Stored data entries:
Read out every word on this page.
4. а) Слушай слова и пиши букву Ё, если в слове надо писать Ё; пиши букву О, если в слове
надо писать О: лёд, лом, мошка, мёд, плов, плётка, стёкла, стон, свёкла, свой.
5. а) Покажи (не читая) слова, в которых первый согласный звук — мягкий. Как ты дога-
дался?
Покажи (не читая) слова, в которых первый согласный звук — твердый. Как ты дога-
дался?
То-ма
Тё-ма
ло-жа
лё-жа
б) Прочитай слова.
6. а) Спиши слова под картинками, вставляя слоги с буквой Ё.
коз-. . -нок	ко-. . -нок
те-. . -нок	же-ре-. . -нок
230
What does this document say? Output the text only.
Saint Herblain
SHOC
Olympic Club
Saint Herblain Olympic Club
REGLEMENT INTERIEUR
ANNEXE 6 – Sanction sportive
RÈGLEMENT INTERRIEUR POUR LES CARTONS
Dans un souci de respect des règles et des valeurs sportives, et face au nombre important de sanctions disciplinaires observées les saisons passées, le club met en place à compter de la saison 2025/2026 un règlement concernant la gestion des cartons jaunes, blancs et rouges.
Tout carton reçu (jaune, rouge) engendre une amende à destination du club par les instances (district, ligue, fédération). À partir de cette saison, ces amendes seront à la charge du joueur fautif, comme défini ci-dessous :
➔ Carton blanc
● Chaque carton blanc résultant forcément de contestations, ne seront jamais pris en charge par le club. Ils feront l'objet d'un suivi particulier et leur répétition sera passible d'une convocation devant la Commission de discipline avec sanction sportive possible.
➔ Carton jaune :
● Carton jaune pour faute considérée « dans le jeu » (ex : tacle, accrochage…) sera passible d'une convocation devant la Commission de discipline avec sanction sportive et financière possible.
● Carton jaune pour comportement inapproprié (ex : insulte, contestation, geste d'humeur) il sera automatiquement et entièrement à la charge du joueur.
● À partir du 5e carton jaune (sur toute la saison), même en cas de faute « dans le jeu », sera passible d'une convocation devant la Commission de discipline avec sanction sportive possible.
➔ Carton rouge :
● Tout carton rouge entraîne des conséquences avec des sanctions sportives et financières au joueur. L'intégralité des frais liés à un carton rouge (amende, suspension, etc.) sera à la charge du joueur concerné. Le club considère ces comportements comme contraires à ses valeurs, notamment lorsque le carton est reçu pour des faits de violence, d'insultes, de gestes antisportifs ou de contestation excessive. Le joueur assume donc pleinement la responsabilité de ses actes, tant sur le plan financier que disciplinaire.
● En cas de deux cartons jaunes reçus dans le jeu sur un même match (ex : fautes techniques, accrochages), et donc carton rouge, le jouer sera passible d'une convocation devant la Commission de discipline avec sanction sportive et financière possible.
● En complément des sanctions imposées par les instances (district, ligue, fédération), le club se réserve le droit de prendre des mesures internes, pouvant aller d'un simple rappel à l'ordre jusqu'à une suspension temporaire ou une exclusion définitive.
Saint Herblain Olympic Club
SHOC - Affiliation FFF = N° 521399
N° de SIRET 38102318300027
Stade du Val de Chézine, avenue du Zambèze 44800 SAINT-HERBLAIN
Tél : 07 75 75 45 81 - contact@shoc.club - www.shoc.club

> **GOAL OF THE EXERCISE**
Collect each line containing the string "instances".

> **SOLUTION TO THE PROBLEM**
Tout carton reçu (jaune, rouge) engendre une amende à destination du club par les instances (district, ligue, fédération). À partir de cette saison, ces amendes seront à la charge du joueur fautif, comme défini ci-dessous :
● En complément des sanctions imposées par les instances (district, ligue, fédération), le club se réserve le droit de prendre des mesures internes, pouvant aller d'un simple rappel à l'ordre jusqu'à une suspension temporaire ou une exclusion définitive.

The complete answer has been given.